> [Work instructions]: Where a line contains the word "series", copy that line in full.

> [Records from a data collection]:
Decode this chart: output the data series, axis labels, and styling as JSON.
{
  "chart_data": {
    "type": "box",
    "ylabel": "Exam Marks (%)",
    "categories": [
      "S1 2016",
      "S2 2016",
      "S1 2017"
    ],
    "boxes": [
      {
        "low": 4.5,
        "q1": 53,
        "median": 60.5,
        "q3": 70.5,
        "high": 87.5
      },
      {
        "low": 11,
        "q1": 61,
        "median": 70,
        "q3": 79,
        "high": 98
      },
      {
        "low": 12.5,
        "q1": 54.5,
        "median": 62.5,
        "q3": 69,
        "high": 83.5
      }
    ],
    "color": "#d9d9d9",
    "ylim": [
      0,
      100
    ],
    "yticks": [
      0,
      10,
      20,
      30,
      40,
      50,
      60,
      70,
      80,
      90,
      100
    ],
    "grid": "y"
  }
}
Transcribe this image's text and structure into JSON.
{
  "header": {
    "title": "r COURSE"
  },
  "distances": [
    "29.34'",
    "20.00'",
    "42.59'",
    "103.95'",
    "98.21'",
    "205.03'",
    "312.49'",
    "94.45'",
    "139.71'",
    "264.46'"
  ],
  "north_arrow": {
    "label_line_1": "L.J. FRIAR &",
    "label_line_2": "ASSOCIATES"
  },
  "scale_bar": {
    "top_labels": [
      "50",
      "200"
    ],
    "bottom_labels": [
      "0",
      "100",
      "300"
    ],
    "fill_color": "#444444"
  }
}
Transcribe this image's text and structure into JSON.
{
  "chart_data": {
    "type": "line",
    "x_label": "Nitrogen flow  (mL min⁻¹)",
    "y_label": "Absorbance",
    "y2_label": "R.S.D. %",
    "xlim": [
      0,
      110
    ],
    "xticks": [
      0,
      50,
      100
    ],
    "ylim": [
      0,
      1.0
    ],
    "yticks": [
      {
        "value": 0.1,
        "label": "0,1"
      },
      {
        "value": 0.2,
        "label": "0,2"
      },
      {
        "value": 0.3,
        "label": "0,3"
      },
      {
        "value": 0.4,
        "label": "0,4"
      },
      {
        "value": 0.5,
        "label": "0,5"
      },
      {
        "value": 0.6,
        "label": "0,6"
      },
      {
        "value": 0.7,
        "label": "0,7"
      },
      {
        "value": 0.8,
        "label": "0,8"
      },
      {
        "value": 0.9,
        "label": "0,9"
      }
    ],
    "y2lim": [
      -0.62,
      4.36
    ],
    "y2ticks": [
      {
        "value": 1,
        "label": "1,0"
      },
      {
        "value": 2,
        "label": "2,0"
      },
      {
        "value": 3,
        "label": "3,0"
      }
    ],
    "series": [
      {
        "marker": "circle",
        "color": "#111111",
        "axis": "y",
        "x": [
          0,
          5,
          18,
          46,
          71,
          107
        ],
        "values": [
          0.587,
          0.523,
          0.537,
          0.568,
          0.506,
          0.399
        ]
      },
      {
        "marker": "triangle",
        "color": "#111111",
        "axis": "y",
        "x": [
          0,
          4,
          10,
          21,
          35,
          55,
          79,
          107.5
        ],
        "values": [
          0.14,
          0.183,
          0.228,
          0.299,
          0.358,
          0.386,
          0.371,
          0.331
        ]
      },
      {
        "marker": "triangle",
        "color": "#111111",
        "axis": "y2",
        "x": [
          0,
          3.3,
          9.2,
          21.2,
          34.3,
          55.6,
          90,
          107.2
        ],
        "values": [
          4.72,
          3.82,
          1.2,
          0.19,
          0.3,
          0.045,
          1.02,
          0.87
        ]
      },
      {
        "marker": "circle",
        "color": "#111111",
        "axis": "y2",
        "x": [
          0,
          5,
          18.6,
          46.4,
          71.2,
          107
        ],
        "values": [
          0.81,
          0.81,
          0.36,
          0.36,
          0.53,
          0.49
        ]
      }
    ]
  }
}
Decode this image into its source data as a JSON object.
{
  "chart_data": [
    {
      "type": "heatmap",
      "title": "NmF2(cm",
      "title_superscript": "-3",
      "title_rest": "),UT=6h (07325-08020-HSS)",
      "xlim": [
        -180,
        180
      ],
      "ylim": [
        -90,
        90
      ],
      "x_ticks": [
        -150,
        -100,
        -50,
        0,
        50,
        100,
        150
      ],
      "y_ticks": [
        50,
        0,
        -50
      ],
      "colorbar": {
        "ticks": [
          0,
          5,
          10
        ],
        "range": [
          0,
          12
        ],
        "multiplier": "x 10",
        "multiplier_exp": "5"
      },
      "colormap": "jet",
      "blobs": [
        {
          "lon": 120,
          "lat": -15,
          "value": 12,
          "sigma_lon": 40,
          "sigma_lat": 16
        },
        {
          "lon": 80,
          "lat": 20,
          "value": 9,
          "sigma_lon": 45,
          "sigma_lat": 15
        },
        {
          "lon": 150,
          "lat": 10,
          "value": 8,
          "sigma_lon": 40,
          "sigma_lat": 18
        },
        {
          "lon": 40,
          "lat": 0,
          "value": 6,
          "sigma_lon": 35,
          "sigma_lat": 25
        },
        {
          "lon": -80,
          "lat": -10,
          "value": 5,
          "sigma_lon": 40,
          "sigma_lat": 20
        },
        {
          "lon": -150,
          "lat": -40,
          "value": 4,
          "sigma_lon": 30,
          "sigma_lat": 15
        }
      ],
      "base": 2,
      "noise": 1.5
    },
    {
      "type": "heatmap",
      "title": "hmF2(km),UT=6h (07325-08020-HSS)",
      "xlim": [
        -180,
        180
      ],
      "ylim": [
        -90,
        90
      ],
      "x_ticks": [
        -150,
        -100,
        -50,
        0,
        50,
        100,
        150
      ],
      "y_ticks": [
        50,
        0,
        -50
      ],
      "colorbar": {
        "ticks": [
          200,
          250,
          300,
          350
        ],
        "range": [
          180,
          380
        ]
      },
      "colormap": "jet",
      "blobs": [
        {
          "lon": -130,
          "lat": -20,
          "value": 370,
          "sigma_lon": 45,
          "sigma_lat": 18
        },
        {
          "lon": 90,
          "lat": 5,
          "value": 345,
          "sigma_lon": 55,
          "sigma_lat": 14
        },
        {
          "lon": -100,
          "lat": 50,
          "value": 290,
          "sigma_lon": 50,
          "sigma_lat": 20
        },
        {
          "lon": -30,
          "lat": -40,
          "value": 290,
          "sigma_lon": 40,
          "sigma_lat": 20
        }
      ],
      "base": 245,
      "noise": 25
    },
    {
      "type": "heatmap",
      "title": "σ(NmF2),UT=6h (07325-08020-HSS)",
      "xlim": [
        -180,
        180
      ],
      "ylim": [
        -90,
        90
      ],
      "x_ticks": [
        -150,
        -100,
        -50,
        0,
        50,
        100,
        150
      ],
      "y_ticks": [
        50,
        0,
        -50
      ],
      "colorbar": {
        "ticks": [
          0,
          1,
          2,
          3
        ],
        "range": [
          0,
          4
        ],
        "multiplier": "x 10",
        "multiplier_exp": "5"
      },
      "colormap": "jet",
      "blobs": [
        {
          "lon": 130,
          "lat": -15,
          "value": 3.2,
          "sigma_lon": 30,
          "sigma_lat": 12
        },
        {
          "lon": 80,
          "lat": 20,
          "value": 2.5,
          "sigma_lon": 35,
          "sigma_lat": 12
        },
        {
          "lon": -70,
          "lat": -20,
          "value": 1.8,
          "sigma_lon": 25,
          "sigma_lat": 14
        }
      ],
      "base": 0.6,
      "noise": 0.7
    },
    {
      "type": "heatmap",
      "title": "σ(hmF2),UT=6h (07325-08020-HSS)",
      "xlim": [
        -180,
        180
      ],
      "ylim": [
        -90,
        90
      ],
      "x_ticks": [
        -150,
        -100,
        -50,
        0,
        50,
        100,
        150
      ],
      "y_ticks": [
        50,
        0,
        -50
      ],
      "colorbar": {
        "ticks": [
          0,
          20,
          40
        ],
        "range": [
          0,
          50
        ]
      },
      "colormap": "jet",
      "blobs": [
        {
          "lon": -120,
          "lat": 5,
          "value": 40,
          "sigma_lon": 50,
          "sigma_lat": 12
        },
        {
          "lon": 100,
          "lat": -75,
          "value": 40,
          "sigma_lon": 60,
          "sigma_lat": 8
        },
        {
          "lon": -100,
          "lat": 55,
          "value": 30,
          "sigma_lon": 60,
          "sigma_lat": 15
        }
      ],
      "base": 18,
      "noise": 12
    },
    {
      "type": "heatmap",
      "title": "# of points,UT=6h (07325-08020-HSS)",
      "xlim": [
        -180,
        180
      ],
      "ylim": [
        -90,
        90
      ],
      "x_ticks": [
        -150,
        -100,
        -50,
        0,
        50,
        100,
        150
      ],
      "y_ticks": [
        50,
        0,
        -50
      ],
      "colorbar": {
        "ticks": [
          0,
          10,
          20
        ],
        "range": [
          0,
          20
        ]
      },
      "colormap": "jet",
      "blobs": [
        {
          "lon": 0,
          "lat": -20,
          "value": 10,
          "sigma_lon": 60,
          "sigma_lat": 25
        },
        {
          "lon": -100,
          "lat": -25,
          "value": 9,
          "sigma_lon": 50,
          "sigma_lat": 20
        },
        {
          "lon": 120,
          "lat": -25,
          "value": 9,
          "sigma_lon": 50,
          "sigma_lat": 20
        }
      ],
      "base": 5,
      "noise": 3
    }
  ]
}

> [Output for this exercise]:
Decode this chart: output the data series, axis labels, and styling as JSON.
    "series": [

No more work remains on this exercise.